--- INPUT RECORDS ---

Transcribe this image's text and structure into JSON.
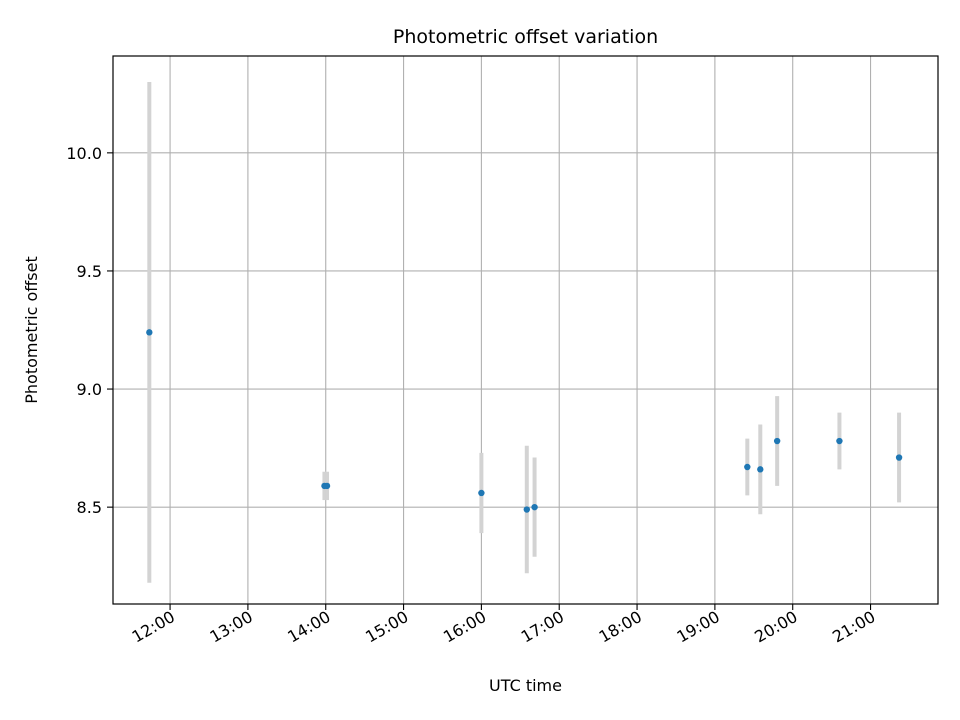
{
  "chart_data": {
    "type": "scatter",
    "title": "Photometric offset variation",
    "xlabel": "UTC time",
    "ylabel": "Photometric offset",
    "x_tick_labels": [
      "12:00",
      "13:00",
      "14:00",
      "15:00",
      "16:00",
      "17:00",
      "18:00",
      "19:00",
      "20:00",
      "21:00"
    ],
    "y_tick_labels": [
      "8.5",
      "9.0",
      "9.5",
      "10.0"
    ],
    "y_ticks": [
      8.5,
      9.0,
      9.5,
      10.0
    ],
    "xlim": [
      "11:16",
      "21:52"
    ],
    "ylim": [
      8.09,
      10.41
    ],
    "grid": true,
    "colors": {
      "marker": "#1f77b4",
      "errorbar": "#d3d3d3",
      "grid": "#b0b0b0"
    },
    "points": [
      {
        "time": "11:44",
        "offset": 9.24,
        "error": 1.06
      },
      {
        "time": "13:59",
        "offset": 8.59,
        "error": 0.06
      },
      {
        "time": "14:01",
        "offset": 8.59,
        "error": 0.06
      },
      {
        "time": "16:00",
        "offset": 8.56,
        "error": 0.17
      },
      {
        "time": "16:35",
        "offset": 8.49,
        "error": 0.27
      },
      {
        "time": "16:41",
        "offset": 8.5,
        "error": 0.21
      },
      {
        "time": "19:25",
        "offset": 8.67,
        "error": 0.12
      },
      {
        "time": "19:35",
        "offset": 8.66,
        "error": 0.19
      },
      {
        "time": "19:48",
        "offset": 8.78,
        "error": 0.19
      },
      {
        "time": "20:36",
        "offset": 8.78,
        "error": 0.12
      },
      {
        "time": "21:22",
        "offset": 8.71,
        "error": 0.19
      }
    ]
  }
}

---

> _EXERCISE OBJECTIVE_
Tally the lines of the data that hold the string "Photometric". Answer with the number and nothing more.

> _SOLUTION BELOW_
2